◆ SELECTED TEXT:
▼

Dave , an independent financial futurist, says he understands regulators desire to regulate AI, whether it’s the SEC’s proposed rule or Europe’s AI act, but “the pace of innovation so far is outstripping the ability of regulators to absorb what’s going on, much less effectively regulated for the common good,” he says, later adding about the SEC’s , “my suspicion is this is very dead in the water.”

The EU’s rules take a risk-based approach, defining four levels of risk for AI systems, from minimal to unacceptable, assess AI systems before they are released to the market and establishes an AI governance structure at the European and national level.

Nadig says regulatory guidance is a better way to handle issues related to AI. Agencies such as the SEC and FINRA often issue standards, for example, pointing to the commission’s standards for broker-dealers under Regulation Best Interest. FINRA could also emphasize it will strictly enforce existing rules governing broker-dealers as well, if regulators are concerned about malfeasance using AI.

“If regulators and politicians were actually serious about this, as opposed to just being reactive, we would be addressing those root underlying concerns about things like, who owns your data? What is the actual legal requirement for you to give me a best price? What is your actual liability when you give me a bad investment? We have rules. If those need to be firmed up, let’s firm up those rules,” he says.

Jennifer Han, chief counsel and head of global regulatory affairs at the Managed Funds Association concurs that the SEC has not analyzed how existing rules address the concerns that the agency cites as justification for the proposed AI rule. She points to the SEC’s marketing rule The proposed rule “rejects the entire premise behind the marketing rule, which is that sophisticated investors are capable of understanding advisers’ disclosures,” Han says.

▲

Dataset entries
▼

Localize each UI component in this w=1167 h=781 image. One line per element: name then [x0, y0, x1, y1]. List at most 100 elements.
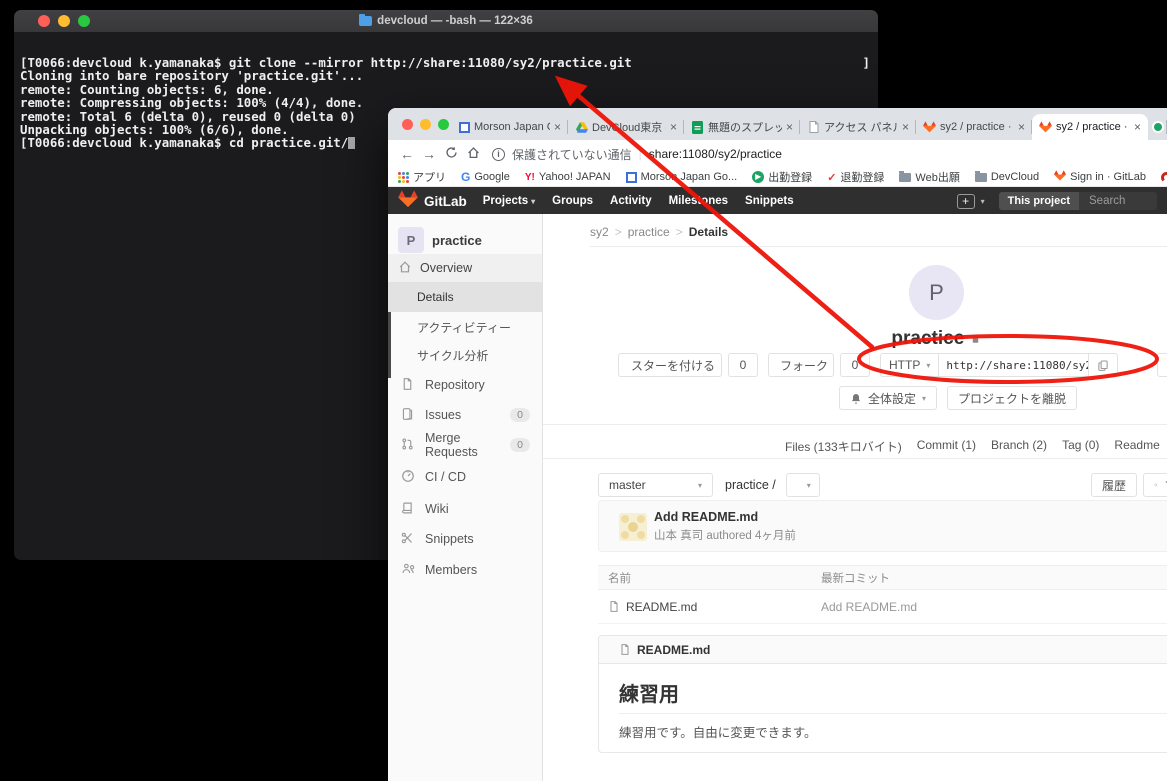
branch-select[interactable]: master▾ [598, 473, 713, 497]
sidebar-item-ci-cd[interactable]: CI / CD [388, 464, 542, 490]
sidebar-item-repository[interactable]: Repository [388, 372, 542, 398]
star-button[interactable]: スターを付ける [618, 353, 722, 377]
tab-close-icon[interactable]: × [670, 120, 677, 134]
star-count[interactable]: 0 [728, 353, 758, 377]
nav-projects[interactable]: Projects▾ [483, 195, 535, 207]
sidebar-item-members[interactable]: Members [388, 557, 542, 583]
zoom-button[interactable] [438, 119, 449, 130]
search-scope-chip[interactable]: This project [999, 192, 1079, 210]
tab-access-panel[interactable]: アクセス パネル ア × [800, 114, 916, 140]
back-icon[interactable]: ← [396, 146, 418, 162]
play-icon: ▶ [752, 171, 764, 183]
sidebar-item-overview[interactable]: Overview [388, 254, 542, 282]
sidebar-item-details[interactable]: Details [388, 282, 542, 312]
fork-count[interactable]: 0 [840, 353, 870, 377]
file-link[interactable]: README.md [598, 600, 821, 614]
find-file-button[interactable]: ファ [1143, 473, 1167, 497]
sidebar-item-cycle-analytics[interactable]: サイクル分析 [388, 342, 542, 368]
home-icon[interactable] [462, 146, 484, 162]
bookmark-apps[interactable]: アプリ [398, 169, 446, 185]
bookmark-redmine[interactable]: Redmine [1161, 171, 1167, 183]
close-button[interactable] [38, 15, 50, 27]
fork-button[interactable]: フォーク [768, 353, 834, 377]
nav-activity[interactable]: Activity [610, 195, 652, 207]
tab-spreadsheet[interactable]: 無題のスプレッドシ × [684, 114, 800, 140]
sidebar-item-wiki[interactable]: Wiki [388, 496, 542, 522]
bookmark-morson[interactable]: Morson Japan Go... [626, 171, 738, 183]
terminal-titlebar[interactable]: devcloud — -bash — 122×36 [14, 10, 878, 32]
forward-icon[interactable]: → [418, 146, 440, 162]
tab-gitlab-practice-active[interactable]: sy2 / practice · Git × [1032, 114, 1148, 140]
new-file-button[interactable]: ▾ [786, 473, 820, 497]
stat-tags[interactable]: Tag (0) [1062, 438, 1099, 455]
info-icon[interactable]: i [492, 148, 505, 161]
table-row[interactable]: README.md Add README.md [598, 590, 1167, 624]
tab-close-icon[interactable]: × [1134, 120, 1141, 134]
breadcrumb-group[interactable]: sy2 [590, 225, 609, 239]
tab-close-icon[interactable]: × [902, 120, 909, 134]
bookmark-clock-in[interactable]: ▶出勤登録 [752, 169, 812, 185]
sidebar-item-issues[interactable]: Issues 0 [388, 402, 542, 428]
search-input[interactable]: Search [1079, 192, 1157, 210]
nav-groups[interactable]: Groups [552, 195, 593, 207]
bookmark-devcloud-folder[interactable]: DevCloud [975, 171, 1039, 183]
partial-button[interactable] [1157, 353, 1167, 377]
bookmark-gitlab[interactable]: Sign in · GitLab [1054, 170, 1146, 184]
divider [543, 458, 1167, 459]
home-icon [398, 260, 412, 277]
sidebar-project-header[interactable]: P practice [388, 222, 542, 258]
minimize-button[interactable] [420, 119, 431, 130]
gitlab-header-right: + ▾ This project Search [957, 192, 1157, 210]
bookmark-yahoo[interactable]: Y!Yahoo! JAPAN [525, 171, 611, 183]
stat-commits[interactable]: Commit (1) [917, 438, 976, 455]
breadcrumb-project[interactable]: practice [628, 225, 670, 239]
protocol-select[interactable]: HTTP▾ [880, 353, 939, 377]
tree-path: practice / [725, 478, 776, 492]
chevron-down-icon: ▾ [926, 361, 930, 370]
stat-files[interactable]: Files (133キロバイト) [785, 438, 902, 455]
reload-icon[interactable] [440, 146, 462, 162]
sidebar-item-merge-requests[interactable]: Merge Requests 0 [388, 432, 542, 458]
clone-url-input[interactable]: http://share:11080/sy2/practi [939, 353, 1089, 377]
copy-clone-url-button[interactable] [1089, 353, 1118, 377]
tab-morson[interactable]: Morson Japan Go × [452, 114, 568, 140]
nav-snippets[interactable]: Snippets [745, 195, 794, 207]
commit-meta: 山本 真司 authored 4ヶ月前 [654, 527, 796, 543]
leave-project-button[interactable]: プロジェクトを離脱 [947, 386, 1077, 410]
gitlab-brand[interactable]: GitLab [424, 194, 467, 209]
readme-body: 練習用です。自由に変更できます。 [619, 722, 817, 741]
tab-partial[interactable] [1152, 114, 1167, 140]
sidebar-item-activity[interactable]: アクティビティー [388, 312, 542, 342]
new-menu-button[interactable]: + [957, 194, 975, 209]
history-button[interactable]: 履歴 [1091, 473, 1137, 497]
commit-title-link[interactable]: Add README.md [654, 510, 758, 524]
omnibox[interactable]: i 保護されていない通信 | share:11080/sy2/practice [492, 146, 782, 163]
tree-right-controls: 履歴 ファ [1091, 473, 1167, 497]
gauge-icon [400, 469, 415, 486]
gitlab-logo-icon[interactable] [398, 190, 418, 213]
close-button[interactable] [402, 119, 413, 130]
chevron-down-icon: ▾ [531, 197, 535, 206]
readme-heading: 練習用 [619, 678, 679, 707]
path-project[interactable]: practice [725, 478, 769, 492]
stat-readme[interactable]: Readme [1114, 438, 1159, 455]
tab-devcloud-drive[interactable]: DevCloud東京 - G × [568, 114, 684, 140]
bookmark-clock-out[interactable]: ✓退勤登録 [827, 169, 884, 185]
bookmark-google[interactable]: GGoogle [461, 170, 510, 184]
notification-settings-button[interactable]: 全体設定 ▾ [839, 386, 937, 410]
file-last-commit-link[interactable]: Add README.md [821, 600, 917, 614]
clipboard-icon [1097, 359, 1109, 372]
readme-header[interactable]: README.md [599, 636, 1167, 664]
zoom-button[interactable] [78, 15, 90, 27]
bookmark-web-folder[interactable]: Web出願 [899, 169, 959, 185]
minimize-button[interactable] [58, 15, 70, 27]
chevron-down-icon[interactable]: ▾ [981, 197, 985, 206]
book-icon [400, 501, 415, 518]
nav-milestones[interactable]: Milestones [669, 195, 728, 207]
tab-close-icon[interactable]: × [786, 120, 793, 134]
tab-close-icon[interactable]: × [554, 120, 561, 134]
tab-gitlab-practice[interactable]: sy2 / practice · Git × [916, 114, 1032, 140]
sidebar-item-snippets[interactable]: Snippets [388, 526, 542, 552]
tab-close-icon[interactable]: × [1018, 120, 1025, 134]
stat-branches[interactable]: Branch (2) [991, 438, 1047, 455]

▲
▼

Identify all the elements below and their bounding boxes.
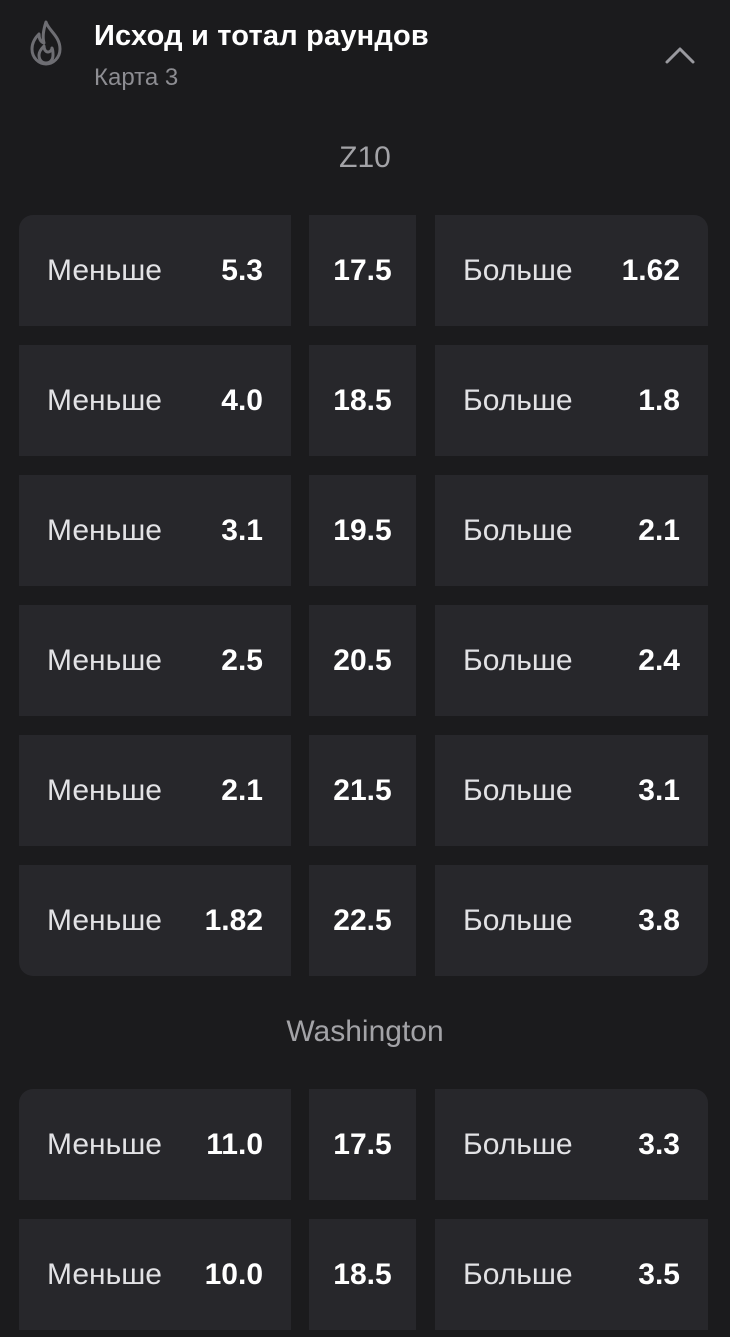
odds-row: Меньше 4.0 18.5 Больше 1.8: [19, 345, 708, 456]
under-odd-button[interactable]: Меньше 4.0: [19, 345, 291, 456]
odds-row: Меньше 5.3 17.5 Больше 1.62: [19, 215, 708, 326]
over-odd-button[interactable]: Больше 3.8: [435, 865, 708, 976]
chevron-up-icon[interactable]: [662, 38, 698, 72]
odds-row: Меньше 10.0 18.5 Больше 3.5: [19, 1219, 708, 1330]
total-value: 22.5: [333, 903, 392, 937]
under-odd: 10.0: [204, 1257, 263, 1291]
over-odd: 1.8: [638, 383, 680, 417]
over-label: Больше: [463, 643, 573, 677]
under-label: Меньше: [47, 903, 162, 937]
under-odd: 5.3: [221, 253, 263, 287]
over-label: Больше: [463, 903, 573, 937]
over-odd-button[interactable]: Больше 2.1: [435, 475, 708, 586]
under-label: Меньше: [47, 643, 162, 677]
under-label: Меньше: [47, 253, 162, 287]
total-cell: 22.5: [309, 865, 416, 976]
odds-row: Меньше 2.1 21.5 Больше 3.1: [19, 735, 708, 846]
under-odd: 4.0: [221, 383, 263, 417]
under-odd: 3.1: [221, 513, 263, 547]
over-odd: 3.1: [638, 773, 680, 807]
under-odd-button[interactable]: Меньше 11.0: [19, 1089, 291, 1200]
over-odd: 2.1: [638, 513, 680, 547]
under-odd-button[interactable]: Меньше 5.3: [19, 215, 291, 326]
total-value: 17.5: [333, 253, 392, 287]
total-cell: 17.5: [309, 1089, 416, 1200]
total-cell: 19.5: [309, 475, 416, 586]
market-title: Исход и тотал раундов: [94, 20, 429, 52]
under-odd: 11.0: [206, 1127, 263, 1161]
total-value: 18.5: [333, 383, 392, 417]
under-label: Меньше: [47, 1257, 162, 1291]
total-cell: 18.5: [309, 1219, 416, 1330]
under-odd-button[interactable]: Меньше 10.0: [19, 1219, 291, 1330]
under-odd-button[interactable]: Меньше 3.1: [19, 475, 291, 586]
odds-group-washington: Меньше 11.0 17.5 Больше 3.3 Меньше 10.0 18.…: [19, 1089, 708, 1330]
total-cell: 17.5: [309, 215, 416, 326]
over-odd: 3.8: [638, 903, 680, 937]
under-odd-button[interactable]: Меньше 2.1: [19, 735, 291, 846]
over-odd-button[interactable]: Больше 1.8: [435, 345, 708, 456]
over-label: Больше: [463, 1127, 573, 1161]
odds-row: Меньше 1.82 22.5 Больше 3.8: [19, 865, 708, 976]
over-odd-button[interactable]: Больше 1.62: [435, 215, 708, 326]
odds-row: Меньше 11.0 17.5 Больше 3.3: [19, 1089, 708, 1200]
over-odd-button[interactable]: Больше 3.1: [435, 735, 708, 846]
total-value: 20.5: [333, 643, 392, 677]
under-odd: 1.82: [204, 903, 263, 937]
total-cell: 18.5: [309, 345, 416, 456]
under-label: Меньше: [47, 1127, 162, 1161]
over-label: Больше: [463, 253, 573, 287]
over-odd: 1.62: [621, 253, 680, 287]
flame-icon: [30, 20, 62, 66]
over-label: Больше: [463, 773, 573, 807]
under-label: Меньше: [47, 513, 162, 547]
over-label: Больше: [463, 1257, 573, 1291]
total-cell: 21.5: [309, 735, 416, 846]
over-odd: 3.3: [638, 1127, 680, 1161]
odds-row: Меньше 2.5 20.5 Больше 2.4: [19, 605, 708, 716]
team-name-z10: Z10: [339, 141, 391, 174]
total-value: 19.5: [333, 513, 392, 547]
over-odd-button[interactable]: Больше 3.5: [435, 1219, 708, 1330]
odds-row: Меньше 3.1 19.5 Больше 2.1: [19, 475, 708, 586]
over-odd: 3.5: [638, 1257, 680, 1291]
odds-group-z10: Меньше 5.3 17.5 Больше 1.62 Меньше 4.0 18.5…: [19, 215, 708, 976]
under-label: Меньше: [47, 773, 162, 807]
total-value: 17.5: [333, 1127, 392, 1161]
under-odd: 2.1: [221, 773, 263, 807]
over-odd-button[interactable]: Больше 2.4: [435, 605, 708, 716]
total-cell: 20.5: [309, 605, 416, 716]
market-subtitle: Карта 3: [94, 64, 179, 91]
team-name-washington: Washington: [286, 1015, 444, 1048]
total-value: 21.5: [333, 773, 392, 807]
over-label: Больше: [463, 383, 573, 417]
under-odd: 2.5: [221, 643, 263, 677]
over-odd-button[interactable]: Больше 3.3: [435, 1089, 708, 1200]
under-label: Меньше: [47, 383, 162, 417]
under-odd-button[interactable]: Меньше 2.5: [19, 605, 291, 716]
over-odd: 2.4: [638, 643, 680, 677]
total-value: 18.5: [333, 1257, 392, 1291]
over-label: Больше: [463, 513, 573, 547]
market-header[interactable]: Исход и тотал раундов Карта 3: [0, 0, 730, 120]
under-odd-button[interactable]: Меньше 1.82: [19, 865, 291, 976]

▲

◆ STATED GOAL A: From the passage on AI regulation, return everything from "The EU’s rules" down to "and national level.", copied word for word.
◆ STATED GOAL B: According to the passage on AI regulation, how many levels of risk do the EU's rules define for AI systems?
The records bear no relation to the passage on AI regulation.

◆ COMPLETE RESPONSE A:
The EU’s rules take a risk-based approach, defining four levels of risk for AI systems, from minimal to unacceptable, assess AI systems before they are released to the market and establishes an AI governance structure at the European and national level.

◆ COMPLETE RESPONSE B: Four levels, ranging from minimal to unacceptable.